»»

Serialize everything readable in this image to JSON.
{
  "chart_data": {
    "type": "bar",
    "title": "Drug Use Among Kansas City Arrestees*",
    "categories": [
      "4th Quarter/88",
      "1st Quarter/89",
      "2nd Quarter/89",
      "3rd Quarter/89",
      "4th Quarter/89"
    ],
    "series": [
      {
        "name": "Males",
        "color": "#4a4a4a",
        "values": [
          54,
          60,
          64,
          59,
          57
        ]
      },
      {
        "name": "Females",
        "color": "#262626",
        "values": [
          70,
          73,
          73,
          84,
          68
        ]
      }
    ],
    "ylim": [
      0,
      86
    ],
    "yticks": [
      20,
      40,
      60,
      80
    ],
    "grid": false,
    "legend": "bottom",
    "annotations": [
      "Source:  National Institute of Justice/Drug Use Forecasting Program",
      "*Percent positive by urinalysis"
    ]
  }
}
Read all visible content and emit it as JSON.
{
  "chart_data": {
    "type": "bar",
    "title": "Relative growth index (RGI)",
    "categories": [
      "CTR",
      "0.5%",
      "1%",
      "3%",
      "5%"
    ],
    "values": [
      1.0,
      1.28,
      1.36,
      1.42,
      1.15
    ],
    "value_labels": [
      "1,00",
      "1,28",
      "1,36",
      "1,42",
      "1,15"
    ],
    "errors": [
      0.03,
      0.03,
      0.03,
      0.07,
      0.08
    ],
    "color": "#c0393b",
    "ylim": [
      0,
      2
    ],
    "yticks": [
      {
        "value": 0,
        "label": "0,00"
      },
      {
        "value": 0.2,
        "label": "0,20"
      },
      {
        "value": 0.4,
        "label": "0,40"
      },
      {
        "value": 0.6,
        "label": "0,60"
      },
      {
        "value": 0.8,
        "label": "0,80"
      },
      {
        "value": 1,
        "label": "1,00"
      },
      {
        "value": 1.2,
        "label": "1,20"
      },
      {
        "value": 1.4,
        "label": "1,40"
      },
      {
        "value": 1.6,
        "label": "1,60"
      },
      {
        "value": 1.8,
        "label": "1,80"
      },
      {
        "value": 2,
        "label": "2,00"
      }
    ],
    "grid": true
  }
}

««

## STATED GOAL
Display every line of the listing that contains the string "Quarter".

## TASK OUTPUT
      "4th Quarter/88",
      "1st Quarter/89",
      "2nd Quarter/89",
      "3rd Quarter/89",
      "4th Quarter/89"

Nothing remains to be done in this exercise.